▸ **SOURCE**:
================

The data files used in this project were formed by saving the entire match data (over all seasons) separately for each team, found as web pages on [AFL Tables](https://afltables.com/afl/afl_index.html "afltables.com").

Note that these data files contain both AFL matches and VFL matches (prior to the official formation of the AFL in 1990). We ignore the VFL data.

Also note that the AFL data contain more team names than our list of the current 18 teams (above). In particular, the data file for North Melbourne contains matches for the team listed both under North Melbourne and under Kangaroos. For simplicity, teams that have been renamed over time (i.e. Kangaroos and Footscray) will be mapped to their current names.

However, teams that resulted from the merger of previous teams remain
problematic. For example, the Brisbane Lions first appeared in 1997,
formed from the merger of Fitzroy and the Brisbane Bears. We cannot simply rename Fitzroy and the Brisbane Bears as the Brisbane Lions, 
because then prior to 1997 the Brisbane Lions would appear in two different places in the league rankings, and would apparently play matches against themselves. To avoid this awkwardness, we simply ignore matches prior to 1997 for convenience.

The remaining difficulty is that, despite our devices above, the number of teams competing in any given season varies year by year.
For instance, the Gold Coast Suns were formed in 2011, and the Greater Western Sydney Giants were formed in 2012. Hence, the 
current 18 teams only appear together from 2012 onwards.
We cannot avoid this issue using pre-2012 data, and must make allowances for the league
teams in each season, where this affects our analyses.

## Issues and Observations

We briefly discuss various issues that will affect our analyses, in particular our assignments of  probabilities to the various match outcomes (i.e. a win, draw, or loss).

### The effect of draws

Unlike many other sporting games, Australian Rules Football may validly result in a draw between the two teams competing in any given match. However, since draws historically account for fewer than 1% of match outcomes, they are clearly very difficult to predict. 

In fact, a draw is somewhat anomalous in that it could have been avoided if the circumstances of an actual drawn match had been slightly different. One can imagine, for example, a situation in which a ball that bounced awkwardly into the goal had instead bounced the other way (resulting in no score), or if a ball that hit the goal post (thereby scoring only a behind) had instead sailed between the posts (scoring a goal). Alternative realities aside, a draw, i.e. a zero difference between the scores of the two teams at the end of a match, is essentially an unstable equilibrium.

Thus, although we need to account for draws, how do we deal with them in the data? One approach is to regard a draw as both a win and a loss for each team. Indeed, although an outright result gives the winning team 4 match points (with 0 match points given to the losing team), for a draw both teams gain 2 match points (i.e. half each). Hence, we could
regard a draw between team A and team B as both a win for team A and a win for team B, but weighted at 0.5 each (so that the total number of matches is not altered in the data).

================

▸ **EXERCISE SET**:
#1 In the passage on AFL match data, how many match points does each team receive when a match ends in a draw?
#2 From the passage on AFL match data, reproduce word for word the section between "We cannot avoid" and "draw, or loss).", inclusive.

▸ **DATA LINES**:

================

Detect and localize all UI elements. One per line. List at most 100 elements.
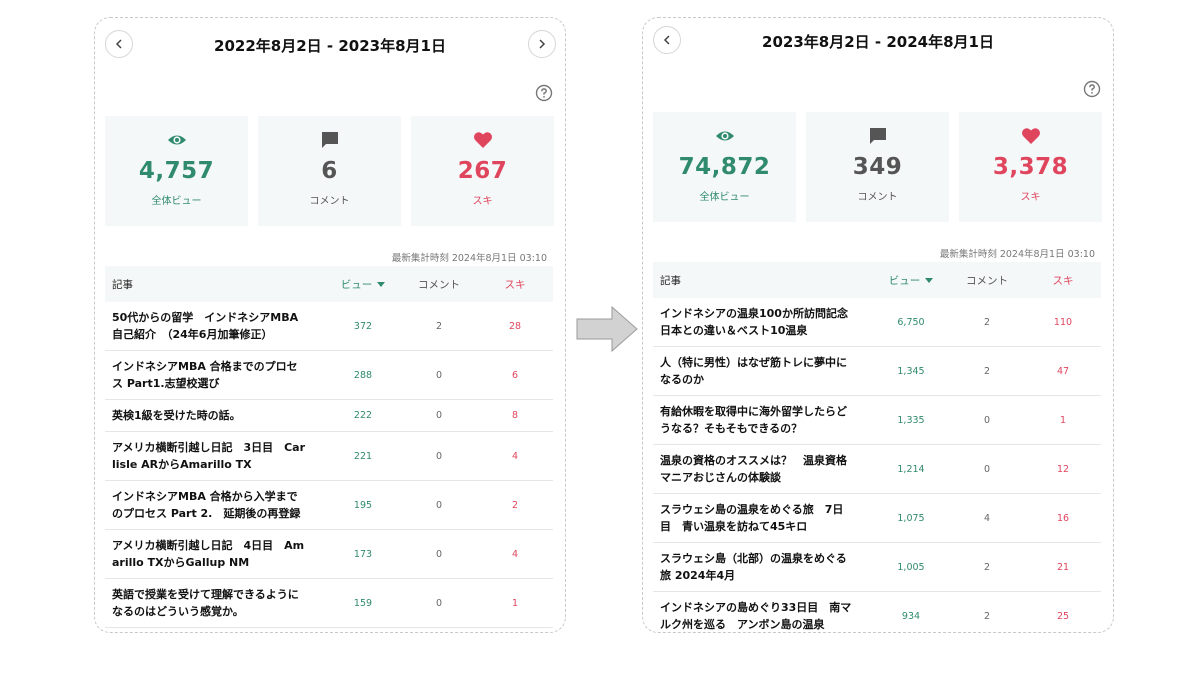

================

▸ **SOLUTIONS**:
#1 Each team receives 2 match points.

#2
We cannot avoid this issue using pre-2012 data, and must make allowances for the league
teams in each season, where this affects our analyses.

## Issues and Observations

We briefly discuss various issues that will affect our analyses, in particular our assignments of  probabilities to the various match outcomes (i.e. a win, draw, or loss).